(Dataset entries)
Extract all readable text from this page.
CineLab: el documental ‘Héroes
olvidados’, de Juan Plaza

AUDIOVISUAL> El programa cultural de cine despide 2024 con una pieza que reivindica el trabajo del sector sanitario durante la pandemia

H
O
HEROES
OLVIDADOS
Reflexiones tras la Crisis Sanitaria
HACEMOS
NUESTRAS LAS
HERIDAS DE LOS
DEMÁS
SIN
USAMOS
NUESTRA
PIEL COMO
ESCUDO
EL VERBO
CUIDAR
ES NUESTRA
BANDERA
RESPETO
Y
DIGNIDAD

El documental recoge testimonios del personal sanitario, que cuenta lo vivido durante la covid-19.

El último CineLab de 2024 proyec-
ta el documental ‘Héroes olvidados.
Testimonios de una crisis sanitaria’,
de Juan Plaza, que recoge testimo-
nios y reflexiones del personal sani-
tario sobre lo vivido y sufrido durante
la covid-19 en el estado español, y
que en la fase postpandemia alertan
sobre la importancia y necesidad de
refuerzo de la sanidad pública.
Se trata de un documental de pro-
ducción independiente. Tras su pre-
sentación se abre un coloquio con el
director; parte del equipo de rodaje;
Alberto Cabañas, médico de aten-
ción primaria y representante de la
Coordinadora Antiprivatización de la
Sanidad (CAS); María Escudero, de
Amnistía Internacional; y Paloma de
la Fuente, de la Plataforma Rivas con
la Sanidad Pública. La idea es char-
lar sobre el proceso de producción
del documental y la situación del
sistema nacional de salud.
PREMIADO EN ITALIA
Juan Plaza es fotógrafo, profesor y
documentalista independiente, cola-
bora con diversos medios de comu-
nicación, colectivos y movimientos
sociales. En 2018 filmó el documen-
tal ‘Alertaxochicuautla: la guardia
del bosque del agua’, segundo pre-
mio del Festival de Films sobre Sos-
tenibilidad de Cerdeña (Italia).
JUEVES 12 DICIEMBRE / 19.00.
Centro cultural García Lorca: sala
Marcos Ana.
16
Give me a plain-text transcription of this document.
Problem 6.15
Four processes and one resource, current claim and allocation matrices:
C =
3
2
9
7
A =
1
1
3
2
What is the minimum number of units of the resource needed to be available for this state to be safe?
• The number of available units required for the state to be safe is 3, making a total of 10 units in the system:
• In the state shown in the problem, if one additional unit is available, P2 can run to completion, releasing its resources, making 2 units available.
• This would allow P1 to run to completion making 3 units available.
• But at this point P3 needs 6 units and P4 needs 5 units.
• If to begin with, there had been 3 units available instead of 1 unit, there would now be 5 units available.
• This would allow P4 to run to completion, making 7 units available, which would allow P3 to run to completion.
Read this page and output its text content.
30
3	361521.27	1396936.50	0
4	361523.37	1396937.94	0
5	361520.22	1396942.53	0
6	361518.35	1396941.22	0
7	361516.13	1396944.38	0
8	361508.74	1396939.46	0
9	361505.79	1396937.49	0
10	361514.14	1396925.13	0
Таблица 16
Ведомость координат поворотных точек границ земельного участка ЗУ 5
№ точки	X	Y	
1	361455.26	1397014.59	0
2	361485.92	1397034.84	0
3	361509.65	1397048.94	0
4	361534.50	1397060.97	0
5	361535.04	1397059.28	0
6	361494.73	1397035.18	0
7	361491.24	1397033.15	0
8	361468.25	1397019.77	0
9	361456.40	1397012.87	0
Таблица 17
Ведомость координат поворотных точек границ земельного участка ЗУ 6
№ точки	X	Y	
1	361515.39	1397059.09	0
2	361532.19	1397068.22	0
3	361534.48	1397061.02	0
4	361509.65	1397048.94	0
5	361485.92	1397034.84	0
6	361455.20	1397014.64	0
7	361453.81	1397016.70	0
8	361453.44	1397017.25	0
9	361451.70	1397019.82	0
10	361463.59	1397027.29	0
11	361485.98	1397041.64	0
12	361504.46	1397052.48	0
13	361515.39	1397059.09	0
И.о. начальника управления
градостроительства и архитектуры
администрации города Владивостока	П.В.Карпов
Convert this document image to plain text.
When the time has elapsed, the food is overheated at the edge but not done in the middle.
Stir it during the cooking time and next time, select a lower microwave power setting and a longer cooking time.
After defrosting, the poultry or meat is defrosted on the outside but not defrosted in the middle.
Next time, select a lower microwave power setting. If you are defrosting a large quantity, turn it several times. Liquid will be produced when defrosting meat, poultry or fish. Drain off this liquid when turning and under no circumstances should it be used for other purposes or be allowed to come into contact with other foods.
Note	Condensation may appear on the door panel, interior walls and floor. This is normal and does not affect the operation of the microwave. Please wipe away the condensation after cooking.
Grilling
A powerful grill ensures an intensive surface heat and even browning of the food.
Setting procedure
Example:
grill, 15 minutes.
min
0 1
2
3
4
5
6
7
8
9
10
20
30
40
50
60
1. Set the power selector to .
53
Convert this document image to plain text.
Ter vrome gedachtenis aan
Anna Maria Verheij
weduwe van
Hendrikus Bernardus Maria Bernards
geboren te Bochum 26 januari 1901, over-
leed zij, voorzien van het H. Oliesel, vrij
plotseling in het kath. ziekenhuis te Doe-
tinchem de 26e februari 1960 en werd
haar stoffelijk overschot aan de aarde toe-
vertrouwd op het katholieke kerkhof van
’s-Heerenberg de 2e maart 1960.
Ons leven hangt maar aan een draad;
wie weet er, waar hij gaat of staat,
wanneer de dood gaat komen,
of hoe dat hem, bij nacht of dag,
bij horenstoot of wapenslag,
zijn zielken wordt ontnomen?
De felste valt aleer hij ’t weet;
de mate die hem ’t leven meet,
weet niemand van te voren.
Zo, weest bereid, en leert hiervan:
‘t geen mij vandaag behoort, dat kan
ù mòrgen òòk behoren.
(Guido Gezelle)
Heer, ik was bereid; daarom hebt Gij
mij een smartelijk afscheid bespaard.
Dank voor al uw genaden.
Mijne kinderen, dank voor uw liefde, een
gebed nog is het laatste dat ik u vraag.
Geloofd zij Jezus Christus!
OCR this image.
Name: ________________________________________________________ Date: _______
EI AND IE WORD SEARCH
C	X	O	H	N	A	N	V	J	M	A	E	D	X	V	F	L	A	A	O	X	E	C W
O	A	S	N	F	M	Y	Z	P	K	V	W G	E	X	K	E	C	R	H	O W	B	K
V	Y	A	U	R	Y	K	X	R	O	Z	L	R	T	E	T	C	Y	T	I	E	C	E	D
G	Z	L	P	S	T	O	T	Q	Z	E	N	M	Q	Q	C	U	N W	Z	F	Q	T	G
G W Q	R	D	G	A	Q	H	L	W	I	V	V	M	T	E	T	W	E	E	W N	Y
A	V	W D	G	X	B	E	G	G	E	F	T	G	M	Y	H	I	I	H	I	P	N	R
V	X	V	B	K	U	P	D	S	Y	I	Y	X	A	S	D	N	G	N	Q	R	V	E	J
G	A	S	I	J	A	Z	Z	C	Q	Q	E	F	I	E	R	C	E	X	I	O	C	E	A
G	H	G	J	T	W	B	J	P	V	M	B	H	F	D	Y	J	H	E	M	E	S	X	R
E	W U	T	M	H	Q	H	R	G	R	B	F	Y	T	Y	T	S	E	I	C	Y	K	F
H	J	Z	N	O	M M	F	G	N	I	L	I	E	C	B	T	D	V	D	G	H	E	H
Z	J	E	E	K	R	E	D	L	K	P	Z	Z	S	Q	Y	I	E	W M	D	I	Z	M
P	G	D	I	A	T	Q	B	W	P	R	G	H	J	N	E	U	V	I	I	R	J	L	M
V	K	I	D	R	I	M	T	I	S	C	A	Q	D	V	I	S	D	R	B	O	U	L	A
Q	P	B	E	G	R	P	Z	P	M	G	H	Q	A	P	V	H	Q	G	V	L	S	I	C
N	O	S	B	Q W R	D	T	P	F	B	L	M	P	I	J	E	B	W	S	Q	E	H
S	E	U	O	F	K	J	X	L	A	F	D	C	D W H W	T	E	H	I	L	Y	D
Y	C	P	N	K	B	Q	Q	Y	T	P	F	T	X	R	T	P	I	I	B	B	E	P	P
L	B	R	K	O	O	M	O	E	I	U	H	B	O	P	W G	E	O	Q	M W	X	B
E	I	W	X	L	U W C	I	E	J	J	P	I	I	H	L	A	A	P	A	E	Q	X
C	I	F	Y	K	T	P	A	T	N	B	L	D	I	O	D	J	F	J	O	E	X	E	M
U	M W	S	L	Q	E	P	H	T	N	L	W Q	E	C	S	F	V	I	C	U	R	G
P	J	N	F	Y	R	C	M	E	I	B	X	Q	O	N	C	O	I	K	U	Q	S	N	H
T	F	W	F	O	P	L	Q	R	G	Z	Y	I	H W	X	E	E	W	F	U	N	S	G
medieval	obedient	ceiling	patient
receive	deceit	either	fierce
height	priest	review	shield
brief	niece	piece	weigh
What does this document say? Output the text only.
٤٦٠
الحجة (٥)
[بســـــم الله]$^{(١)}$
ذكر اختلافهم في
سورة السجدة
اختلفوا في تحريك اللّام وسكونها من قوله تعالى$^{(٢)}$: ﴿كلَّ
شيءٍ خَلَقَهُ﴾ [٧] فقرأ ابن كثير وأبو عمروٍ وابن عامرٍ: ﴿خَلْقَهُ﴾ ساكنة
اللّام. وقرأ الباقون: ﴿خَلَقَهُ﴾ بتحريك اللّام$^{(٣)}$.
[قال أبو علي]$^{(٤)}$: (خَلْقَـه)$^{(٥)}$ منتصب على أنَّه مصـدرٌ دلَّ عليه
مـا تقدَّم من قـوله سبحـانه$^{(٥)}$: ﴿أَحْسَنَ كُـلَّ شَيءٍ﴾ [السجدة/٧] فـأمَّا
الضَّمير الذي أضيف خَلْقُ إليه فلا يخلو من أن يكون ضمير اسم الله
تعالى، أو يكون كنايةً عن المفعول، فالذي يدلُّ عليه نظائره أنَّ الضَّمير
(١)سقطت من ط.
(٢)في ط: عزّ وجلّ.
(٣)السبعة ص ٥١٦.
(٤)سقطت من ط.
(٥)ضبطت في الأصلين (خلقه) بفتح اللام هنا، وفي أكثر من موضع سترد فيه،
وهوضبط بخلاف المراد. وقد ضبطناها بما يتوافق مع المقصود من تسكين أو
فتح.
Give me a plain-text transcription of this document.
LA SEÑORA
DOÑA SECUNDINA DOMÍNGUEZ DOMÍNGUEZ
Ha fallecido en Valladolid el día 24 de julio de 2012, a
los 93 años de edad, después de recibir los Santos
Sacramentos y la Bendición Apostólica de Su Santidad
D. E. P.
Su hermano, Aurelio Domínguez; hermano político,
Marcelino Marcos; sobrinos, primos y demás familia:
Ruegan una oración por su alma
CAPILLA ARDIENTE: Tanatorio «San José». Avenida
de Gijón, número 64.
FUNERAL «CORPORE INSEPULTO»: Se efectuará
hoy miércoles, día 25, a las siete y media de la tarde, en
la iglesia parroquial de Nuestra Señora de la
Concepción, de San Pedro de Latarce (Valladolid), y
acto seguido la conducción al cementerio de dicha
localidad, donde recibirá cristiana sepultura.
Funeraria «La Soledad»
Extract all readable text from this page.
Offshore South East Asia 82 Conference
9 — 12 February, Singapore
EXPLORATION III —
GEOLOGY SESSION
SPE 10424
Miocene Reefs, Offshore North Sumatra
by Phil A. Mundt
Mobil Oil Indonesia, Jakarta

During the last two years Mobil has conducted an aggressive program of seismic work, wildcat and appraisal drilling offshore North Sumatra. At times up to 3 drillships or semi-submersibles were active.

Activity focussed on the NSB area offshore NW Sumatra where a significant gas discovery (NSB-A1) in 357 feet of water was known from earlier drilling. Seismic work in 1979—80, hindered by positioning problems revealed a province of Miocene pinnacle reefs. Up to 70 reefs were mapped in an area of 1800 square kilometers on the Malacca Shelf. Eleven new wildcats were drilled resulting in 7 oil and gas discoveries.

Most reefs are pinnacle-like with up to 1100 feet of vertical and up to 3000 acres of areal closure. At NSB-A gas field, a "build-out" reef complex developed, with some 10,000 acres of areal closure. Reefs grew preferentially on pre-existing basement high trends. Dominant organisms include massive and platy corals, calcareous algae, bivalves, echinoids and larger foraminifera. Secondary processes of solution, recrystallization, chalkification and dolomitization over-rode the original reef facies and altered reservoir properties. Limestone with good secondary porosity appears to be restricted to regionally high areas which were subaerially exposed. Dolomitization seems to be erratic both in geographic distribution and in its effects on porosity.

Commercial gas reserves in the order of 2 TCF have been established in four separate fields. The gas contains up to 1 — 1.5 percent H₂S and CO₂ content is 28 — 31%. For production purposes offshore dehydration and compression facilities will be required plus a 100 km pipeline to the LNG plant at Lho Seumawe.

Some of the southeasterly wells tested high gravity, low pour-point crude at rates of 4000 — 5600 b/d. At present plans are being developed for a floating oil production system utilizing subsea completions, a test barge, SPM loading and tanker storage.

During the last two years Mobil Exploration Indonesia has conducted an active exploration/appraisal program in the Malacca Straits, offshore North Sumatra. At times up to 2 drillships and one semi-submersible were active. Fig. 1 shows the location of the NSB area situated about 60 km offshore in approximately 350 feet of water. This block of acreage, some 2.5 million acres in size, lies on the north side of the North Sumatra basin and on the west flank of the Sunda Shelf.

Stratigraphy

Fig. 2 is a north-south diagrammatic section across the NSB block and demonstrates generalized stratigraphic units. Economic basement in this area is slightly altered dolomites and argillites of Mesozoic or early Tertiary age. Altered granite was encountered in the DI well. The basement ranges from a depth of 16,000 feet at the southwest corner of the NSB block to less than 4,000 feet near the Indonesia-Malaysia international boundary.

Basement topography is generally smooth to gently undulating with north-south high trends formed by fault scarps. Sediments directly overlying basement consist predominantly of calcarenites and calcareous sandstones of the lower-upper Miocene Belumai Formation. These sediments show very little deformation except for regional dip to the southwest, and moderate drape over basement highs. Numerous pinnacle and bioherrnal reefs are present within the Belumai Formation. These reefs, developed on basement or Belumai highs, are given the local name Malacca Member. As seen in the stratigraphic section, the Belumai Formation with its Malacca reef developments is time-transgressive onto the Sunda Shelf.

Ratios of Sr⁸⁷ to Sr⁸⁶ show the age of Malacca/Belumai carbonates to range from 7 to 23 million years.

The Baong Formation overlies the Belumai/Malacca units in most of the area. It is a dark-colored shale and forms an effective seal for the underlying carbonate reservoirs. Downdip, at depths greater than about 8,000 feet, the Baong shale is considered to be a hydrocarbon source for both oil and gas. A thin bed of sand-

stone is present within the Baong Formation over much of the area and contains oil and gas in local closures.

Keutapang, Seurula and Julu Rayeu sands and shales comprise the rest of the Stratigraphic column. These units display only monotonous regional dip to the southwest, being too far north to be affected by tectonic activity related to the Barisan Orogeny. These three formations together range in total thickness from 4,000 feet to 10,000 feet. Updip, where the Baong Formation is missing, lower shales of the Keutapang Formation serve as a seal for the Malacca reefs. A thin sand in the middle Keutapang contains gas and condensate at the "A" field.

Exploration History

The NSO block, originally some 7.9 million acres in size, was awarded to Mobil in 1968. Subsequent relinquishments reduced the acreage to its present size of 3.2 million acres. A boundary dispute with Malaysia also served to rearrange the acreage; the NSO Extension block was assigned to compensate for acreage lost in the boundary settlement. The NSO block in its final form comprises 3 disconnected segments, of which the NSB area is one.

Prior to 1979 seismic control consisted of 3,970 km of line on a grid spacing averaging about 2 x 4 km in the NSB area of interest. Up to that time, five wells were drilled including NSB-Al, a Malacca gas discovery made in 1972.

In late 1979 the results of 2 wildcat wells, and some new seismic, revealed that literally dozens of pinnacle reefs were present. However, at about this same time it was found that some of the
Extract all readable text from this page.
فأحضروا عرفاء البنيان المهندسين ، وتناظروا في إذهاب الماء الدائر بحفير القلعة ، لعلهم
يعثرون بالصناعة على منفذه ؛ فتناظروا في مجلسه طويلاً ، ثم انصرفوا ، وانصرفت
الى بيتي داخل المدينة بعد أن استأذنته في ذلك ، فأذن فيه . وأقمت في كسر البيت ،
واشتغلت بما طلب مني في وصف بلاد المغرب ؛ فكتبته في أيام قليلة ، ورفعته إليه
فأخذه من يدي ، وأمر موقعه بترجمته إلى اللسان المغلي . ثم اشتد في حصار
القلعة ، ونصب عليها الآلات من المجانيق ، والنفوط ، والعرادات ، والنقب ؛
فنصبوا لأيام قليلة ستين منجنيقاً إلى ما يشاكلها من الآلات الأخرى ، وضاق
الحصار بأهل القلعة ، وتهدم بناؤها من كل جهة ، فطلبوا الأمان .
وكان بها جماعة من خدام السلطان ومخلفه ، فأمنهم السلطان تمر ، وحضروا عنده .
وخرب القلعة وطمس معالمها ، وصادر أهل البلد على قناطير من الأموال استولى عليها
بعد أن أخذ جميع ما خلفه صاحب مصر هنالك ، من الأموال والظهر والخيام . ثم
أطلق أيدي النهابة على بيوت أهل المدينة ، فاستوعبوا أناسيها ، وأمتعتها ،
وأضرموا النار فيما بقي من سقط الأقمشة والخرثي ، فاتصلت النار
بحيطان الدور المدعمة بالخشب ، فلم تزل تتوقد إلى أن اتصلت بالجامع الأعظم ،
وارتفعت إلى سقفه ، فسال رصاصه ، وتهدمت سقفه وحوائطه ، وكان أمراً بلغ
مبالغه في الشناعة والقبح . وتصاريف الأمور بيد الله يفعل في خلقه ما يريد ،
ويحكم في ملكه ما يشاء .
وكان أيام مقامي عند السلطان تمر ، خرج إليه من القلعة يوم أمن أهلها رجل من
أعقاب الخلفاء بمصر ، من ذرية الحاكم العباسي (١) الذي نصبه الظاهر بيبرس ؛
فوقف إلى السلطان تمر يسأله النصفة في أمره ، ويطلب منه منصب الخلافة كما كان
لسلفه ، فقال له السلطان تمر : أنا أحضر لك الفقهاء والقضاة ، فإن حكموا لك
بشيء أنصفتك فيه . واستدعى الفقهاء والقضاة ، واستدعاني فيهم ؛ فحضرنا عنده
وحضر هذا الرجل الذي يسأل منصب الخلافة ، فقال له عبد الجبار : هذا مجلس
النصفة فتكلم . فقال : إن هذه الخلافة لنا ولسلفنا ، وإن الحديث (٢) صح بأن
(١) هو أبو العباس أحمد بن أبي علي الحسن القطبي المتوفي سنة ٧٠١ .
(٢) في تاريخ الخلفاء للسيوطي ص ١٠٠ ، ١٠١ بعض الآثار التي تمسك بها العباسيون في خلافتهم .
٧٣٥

◆ **TASK INSTRUCTIONS**
Only lines with the string "section" belong in your answer; copy each one.

◆ **TASK RESPONSE**
Fig. 2 is a north-south diagrammatic section across the NSB block and demonstrates generalized stratigraphic units. Economic basement in this area is slightly altered dolomites and argillites of Mesozoic or early Tertiary age. Altered granite was encountered in the DI well. The basement ranges from a depth of 16,000 feet at the southwest corner of the NSB block to less than 4,000 feet near the Indonesia-Malaysia international boundary.
Basement topography is generally smooth to gently undulating with north-south high trends formed by fault scarps. Sediments directly overlying basement consist predominantly of calcarenites and calcareous sandstones of the lower-upper Miocene Belumai Formation. These sediments show very little deformation except for regional dip to the southwest, and moderate drape over basement highs. Numerous pinnacle and bioherrnal reefs are present within the Belumai Formation. These reefs, developed on basement or Belumai highs, are given the local name Malacca Member. As seen in the stratigraphic section, the Belumai Formation with its Malacca reef developments is time-transgressive onto the Sunda Shelf.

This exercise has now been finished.